(Stored records)
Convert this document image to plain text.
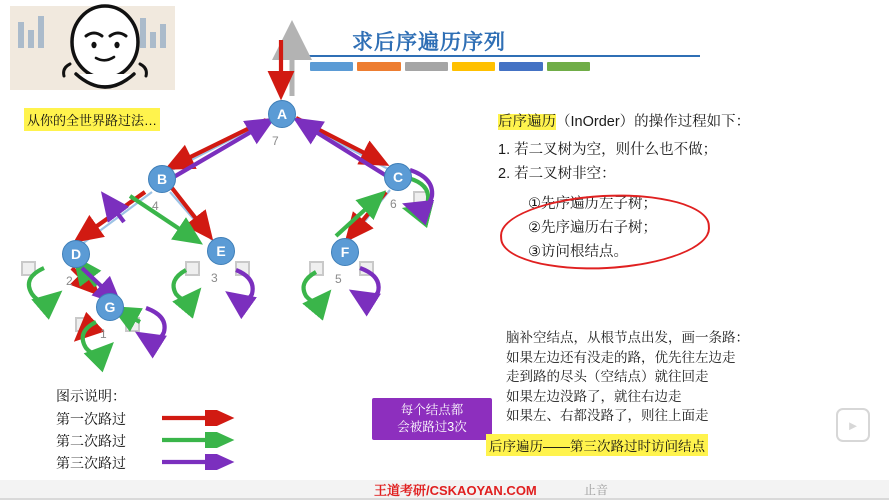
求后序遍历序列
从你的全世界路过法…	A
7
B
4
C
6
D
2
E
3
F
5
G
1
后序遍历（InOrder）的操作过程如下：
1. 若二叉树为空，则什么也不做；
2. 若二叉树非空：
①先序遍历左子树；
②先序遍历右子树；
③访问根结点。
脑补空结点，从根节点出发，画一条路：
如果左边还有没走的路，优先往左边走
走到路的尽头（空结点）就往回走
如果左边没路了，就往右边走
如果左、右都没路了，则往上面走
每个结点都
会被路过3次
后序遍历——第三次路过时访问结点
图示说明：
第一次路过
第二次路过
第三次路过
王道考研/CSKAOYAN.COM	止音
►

Goal: Transcribe the material exactly, leaving every picture out.

Correct output:
Convert this document image to plain text.
求后序遍历序列
从你的全世界路过法…	A
7
B
4
C
6
D
2
E
3
F
5
G
1
后序遍历（InOrder）的操作过程如下：
1. 若二叉树为空，则什么也不做；
2. 若二叉树非空：
①先序遍历左子树；
②先序遍历右子树；
③访问根结点。
脑补空结点，从根节点出发，画一条路：
如果左边还有没走的路，优先往左边走
走到路的尽头（空结点）就往回走
如果左边没路了，就往右边走
如果左、右都没路了，则往上面走
每个结点都
会被路过3次
后序遍历——第三次路过时访问结点
图示说明：
第一次路过
第二次路过
第三次路过
王道考研/CSKAOYAN.COM	止音
►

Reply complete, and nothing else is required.